● **Aim**
Each entry needs to be restated exactly as written.

● **Input records**
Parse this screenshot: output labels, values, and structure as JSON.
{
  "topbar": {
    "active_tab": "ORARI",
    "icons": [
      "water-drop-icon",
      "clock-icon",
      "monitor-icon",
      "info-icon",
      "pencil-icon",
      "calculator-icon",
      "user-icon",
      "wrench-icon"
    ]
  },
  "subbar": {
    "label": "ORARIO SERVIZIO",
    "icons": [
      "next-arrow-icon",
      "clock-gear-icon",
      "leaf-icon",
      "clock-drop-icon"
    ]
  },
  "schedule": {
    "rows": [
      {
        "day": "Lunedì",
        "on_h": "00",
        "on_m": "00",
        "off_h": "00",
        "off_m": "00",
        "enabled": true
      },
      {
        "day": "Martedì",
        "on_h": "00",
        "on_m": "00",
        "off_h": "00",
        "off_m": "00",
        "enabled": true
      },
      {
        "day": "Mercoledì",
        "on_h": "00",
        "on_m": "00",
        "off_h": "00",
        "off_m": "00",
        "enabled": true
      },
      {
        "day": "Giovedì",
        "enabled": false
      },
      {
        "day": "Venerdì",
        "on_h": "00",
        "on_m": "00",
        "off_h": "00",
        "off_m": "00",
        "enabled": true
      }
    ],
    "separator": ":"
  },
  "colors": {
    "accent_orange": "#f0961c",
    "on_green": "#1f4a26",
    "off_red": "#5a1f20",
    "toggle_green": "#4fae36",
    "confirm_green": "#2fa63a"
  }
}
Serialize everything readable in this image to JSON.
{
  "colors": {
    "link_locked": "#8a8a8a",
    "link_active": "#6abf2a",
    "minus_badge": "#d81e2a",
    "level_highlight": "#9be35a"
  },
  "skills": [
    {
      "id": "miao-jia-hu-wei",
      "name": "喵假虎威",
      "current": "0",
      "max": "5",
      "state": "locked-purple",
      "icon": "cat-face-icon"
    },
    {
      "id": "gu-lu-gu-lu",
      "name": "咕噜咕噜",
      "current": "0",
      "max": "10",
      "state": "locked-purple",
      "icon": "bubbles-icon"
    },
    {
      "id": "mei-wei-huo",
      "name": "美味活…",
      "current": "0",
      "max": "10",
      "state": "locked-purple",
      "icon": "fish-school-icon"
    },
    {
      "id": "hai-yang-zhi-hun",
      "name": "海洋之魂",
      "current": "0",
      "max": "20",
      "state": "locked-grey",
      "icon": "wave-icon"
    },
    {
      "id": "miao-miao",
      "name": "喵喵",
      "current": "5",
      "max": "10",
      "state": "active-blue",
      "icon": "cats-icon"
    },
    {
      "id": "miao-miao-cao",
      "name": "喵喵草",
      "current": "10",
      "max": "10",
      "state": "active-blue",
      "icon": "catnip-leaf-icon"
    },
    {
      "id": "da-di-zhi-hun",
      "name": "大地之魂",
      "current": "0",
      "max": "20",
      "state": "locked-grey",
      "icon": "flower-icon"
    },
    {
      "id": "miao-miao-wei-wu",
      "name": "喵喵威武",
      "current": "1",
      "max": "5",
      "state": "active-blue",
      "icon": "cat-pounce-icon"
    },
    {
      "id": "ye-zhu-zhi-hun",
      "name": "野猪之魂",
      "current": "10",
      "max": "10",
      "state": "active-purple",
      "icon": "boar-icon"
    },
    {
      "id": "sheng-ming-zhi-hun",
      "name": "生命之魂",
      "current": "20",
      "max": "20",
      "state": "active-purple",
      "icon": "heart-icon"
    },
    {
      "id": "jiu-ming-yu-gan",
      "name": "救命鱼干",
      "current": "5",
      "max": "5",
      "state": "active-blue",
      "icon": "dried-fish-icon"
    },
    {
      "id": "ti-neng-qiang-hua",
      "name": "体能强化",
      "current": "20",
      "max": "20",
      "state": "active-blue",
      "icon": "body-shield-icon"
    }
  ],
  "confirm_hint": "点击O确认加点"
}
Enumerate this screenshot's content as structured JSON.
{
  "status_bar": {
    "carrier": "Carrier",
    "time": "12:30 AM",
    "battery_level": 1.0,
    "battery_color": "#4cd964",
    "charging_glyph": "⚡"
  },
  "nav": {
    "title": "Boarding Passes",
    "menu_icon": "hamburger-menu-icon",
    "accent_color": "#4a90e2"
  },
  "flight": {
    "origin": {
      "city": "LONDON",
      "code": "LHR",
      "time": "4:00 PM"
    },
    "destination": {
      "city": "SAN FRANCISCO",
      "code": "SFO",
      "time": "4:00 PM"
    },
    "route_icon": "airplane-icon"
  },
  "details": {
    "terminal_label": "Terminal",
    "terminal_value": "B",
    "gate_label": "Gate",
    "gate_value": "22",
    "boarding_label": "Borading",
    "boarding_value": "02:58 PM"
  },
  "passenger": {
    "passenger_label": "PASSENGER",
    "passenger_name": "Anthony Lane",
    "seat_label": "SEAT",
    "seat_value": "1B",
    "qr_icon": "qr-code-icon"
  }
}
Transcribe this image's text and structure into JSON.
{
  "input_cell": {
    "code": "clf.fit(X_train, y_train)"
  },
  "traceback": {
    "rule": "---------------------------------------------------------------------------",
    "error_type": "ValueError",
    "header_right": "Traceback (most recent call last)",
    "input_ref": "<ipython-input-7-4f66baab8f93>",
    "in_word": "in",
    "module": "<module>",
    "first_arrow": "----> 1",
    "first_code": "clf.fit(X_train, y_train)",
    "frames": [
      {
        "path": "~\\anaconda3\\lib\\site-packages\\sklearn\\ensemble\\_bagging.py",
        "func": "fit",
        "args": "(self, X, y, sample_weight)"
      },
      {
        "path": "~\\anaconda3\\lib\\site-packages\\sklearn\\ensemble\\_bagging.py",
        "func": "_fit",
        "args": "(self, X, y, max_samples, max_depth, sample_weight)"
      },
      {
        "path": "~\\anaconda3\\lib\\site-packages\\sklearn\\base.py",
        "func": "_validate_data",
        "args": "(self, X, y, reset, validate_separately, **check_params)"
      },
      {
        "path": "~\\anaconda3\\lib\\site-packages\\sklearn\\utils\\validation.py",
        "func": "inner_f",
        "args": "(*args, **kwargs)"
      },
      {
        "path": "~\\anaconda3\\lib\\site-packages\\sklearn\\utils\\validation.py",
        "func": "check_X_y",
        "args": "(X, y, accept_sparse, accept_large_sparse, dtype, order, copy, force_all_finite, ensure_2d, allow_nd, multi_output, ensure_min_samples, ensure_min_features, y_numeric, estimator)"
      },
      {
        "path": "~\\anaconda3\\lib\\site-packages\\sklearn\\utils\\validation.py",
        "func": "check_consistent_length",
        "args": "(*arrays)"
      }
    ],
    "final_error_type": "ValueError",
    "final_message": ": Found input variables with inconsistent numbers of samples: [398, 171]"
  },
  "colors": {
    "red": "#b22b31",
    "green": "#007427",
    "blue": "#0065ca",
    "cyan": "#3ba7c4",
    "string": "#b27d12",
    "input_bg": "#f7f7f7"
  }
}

● **Output of the exercise**
Parse this screenshot: output labels, values, and structure as JSON.
{
  "topbar": {
    "active_tab": "ORARI",
    "icons": [
      "water-drop-icon",
      "clock-icon",
      "monitor-icon",
      "info-icon",
      "pencil-icon",
      "calculator-icon",
      "user-icon",
      "wrench-icon"
    ]
  },
  "subbar": {
    "label": "ORARIO SERVIZIO",
    "icons": [
      "next-arrow-icon",
      "clock-gear-icon",
      "leaf-icon",
      "clock-drop-icon"
    ]
  },
  "schedule": {
    "rows": [
      {
        "day": "Lunedì",
        "on_h": "00",
        "on_m": "00",
        "off_h": "00",
        "off_m": "00",
        "enabled": true
      },
      {
        "day": "Martedì",
        "on_h": "00",
        "on_m": "00",
        "off_h": "00",
        "off_m": "00",
        "enabled": true
      },
      {
        "day": "Mercoledì",
        "on_h": "00",
        "on_m": "00",
        "off_h": "00",
        "off_m": "00",
        "enabled": true
      },
      {
        "day": "Giovedì",
        "enabled": false
      },
      {
        "day": "Venerdì",
        "on_h": "00",
        "on_m": "00",
        "off_h": "00",
        "off_m": "00",
        "enabled": true
      }
    ],
    "separator": ":"
  },
  "colors": {
    "accent_orange": "#f0961c",
    "on_green": "#1f4a26",
    "off_red": "#5a1f20",
    "toggle_green": "#4fae36",
    "confirm_green": "#2fa63a"
  }
}
Serialize everything readable in this image to JSON.
{
  "colors": {
    "link_locked": "#8a8a8a",
    "link_active": "#6abf2a",
    "minus_badge": "#d81e2a",
    "level_highlight": "#9be35a"
  },
  "skills": [
    {
      "id": "miao-jia-hu-wei",
      "name": "喵假虎威",
      "current": "0",
      "max": "5",
      "state": "locked-purple",
      "icon": "cat-face-icon"
    },
    {
      "id": "gu-lu-gu-lu",
      "name": "咕噜咕噜",
      "current": "0",
      "max": "10",
      "state": "locked-purple",
      "icon": "bubbles-icon"
    },
    {
      "id": "mei-wei-huo",
      "name": "美味活…",
      "current": "0",
      "max": "10",
      "state": "locked-purple",
      "icon": "fish-school-icon"
    },
    {
      "id": "hai-yang-zhi-hun",
      "name": "海洋之魂",
      "current": "0",
      "max": "20",
      "state": "locked-grey",
      "icon": "wave-icon"
    },
    {
      "id": "miao-miao",
      "name": "喵喵",
      "current": "5",
      "max": "10",
      "state": "active-blue",
      "icon": "cats-icon"
    },
    {
      "id": "miao-miao-cao",
      "name": "喵喵草",
      "current": "10",
      "max": "10",
      "state": "active-blue",
      "icon": "catnip-leaf-icon"
    },
    {
      "id": "da-di-zhi-hun",
      "name": "大地之魂",
      "current": "0",
      "max": "20",
      "state": "locked-grey",
      "icon": "flower-icon"
    },
    {
      "id": "miao-miao-wei-wu",
      "name": "喵喵威武",
      "current": "1",
      "max": "5",
      "state": "active-blue",
      "icon": "cat-pounce-icon"
    },
    {
      "id": "ye-zhu-zhi-hun",
      "name": "野猪之魂",
      "current": "10",
      "max": "10",
      "state": "active-purple",
      "icon": "boar-icon"
    },
    {
      "id": "sheng-ming-zhi-hun",
      "name": "生命之魂",
      "current": "20",
      "max": "20",
      "state": "active-purple",
      "icon": "heart-icon"
    },
    {
      "id": "jiu-ming-yu-gan",
      "name": "救命鱼干",
      "current": "5",
      "max": "5",
      "state": "active-blue",
      "icon": "dried-fish-icon"
    },
    {
      "id": "ti-neng-qiang-hua",
      "name": "体能强化",
      "current": "20",
      "max": "20",
      "state": "active-blue",
      "icon": "body-shield-icon"
    }
  ],
  "confirm_hint": "点击O确认加点"
}
Enumerate this screenshot's content as structured JSON.
{
  "status_bar": {
    "carrier": "Carrier",
    "time": "12:30 AM",
    "battery_level": 1.0,
    "battery_color": "#4cd964",
    "charging_glyph": "⚡"
  },
  "nav": {
    "title": "Boarding Passes",
    "menu_icon": "hamburger-menu-icon",
    "accent_color": "#4a90e2"
  },
  "flight": {
    "origin": {
      "city": "LONDON",
      "code": "LHR",
      "time": "4:00 PM"
    },
    "destination": {
      "city": "SAN FRANCISCO",
      "code": "SFO",
      "time": "4:00 PM"
    },
    "route_icon": "airplane-icon"
  },
  "details": {
    "terminal_label": "Terminal",
    "terminal_value": "B",
    "gate_label": "Gate",
    "gate_value": "22",
    "boarding_label": "Borading",
    "boarding_value": "02:58 PM"
  },
  "passenger": {
    "passenger_label": "PASSENGER",
    "passenger_name": "Anthony Lane",
    "seat_label": "SEAT",
    "seat_value": "1B",
    "qr_icon": "qr-code-icon"
  }
}
Transcribe this image's text and structure into JSON.
{
  "input_cell": {
    "code": "clf.fit(X_train, y_train)"
  },
  "traceback": {
    "rule": "---------------------------------------------------------------------------",
    "error_type": "ValueError",
    "header_right": "Traceback (most recent call last)",
    "input_ref": "<ipython-input-7-4f66baab8f93>",
    "in_word": "in",
    "module": "<module>",
    "first_arrow": "----> 1",
    "first_code": "clf.fit(X_train, y_train)",
    "frames": [
      {
        "path": "~\\anaconda3\\lib\\site-packages\\sklearn\\ensemble\\_bagging.py",
        "func": "fit",
        "args": "(self, X, y, sample_weight)"
      },
      {
        "path": "~\\anaconda3\\lib\\site-packages\\sklearn\\ensemble\\_bagging.py",
        "func": "_fit",
        "args": "(self, X, y, max_samples, max_depth, sample_weight)"
      },
      {
        "path": "~\\anaconda3\\lib\\site-packages\\sklearn\\base.py",
        "func": "_validate_data",
        "args": "(self, X, y, reset, validate_separately, **check_params)"
      },
      {
        "path": "~\\anaconda3\\lib\\site-packages\\sklearn\\utils\\validation.py",
        "func": "inner_f",
        "args": "(*args, **kwargs)"
      },
      {
        "path": "~\\anaconda3\\lib\\site-packages\\sklearn\\utils\\validation.py",
        "func": "check_X_y",
        "args": "(X, y, accept_sparse, accept_large_sparse, dtype, order, copy, force_all_finite, ensure_2d, allow_nd, multi_output, ensure_min_samples, ensure_min_features, y_numeric, estimator)"
      },
      {
        "path": "~\\anaconda3\\lib\\site-packages\\sklearn\\utils\\validation.py",
        "func": "check_consistent_length",
        "args": "(*arrays)"
      }
    ],
    "final_error_type": "ValueError",
    "final_message": ": Found input variables with inconsistent numbers of samples: [398, 171]"
  },
  "colors": {
    "red": "#b22b31",
    "green": "#007427",
    "blue": "#0065ca",
    "cyan": "#3ba7c4",
    "string": "#b27d12",
    "input_bg": "#f7f7f7"
  }
}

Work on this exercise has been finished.